*Records shown*.
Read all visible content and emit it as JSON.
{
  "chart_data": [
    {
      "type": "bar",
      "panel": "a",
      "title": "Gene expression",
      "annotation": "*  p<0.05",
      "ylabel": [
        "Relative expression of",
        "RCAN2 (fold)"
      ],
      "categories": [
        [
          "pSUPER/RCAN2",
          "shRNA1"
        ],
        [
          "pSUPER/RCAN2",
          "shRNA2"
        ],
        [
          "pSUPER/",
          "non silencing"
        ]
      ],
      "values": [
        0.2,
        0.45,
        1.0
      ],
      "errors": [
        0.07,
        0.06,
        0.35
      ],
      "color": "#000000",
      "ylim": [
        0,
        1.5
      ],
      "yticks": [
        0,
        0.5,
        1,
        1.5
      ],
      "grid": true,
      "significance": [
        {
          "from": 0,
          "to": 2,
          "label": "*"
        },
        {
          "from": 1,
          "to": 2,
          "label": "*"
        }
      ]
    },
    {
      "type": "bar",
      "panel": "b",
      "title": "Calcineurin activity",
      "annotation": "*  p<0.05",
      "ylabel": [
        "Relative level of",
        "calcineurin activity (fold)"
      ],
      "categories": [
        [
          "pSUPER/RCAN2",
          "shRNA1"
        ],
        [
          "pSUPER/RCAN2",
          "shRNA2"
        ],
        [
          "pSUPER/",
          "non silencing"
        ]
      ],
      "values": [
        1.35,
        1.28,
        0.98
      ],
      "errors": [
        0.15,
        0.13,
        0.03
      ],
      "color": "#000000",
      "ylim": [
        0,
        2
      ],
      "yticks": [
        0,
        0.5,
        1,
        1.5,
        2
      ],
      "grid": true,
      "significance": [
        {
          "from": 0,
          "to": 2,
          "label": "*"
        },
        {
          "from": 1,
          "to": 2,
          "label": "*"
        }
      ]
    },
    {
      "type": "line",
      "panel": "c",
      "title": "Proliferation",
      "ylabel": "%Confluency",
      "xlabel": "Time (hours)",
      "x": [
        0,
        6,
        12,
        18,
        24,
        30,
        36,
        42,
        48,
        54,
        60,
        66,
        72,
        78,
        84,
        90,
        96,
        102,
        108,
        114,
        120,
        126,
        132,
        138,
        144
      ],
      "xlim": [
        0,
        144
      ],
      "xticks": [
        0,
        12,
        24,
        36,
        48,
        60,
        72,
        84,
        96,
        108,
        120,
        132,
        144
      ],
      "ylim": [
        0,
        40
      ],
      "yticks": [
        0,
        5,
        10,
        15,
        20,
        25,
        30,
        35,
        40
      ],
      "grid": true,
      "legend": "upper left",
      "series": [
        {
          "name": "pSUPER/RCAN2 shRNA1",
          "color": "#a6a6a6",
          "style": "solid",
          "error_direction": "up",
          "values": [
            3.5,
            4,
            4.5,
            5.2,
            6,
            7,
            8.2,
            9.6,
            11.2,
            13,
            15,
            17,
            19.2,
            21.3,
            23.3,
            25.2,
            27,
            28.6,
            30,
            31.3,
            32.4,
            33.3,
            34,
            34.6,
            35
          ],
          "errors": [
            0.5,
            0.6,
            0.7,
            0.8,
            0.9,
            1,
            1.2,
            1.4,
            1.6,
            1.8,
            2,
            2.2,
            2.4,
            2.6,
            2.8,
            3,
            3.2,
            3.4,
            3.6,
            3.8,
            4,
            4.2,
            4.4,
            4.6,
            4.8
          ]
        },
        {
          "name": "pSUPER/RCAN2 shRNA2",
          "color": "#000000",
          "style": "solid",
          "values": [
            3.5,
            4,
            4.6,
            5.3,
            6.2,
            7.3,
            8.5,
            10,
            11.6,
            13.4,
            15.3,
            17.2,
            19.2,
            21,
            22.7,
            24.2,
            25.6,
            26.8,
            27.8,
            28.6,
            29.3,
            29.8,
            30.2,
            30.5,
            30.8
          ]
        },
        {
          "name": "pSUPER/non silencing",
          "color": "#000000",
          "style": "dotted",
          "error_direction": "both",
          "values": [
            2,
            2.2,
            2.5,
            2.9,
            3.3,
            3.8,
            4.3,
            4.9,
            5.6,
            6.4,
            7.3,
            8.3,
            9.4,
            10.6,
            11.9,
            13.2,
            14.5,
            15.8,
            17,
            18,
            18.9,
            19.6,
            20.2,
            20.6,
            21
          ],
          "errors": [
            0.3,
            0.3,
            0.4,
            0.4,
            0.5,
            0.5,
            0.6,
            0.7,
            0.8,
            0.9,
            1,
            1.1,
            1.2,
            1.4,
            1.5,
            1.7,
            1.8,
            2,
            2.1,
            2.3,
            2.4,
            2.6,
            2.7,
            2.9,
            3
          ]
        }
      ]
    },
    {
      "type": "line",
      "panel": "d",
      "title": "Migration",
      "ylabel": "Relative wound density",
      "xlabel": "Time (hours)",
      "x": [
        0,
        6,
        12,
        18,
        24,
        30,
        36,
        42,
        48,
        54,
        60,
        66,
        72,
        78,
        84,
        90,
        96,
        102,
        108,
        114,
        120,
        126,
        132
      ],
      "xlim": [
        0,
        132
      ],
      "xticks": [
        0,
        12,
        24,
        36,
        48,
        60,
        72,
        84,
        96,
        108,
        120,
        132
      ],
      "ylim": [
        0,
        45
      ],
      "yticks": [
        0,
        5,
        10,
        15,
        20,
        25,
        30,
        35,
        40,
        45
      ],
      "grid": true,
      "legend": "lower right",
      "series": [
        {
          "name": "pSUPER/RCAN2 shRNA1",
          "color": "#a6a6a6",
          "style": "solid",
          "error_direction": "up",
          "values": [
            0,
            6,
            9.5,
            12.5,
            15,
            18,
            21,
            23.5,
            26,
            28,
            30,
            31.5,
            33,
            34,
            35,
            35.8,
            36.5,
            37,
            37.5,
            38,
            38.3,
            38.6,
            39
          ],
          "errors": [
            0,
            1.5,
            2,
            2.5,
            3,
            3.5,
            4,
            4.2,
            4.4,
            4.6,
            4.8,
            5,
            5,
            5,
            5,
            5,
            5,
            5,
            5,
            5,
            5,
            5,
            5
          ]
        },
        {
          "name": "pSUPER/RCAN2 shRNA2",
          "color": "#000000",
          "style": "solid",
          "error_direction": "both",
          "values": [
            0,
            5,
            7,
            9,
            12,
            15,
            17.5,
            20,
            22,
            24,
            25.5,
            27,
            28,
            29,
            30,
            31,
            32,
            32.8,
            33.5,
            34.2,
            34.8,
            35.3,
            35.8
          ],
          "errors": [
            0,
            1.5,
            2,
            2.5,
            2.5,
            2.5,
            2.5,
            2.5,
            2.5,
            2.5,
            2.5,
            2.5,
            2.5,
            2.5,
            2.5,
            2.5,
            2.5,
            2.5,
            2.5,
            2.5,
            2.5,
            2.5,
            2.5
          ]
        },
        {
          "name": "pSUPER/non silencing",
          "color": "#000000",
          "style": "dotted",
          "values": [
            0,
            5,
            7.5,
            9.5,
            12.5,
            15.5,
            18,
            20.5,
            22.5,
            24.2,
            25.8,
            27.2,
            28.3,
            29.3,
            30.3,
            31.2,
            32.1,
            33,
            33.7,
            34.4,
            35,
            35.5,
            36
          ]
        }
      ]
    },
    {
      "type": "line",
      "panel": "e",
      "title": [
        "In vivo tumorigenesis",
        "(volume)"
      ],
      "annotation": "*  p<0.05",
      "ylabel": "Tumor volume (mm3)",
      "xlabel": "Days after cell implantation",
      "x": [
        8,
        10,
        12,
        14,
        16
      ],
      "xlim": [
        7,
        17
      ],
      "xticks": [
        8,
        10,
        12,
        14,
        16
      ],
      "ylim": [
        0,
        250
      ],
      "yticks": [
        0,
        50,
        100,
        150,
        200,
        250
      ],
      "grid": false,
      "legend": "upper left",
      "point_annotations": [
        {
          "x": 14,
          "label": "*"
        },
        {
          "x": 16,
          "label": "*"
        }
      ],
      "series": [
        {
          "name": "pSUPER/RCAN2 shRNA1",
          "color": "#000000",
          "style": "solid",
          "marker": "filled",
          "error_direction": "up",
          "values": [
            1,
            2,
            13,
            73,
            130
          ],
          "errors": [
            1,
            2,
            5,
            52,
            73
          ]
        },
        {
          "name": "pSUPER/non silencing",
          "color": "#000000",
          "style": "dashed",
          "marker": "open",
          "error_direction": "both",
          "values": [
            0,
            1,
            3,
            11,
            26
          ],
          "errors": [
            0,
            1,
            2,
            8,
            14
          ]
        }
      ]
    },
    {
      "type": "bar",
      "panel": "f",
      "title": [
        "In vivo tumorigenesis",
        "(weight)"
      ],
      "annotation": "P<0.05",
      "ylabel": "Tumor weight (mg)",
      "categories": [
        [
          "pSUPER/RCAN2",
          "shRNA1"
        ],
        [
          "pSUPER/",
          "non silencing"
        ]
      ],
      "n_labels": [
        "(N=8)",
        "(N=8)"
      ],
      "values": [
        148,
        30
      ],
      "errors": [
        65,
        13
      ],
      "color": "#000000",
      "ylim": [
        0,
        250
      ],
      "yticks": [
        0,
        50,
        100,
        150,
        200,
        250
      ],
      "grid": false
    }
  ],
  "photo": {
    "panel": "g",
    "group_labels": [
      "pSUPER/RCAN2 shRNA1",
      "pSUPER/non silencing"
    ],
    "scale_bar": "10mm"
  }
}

*Problem description*. Select and copy every line of the listing with the word "Relative".

*Result of this task*.
        "Relative expression of",
        "Relative level of",
      "ylabel": "Relative wound density",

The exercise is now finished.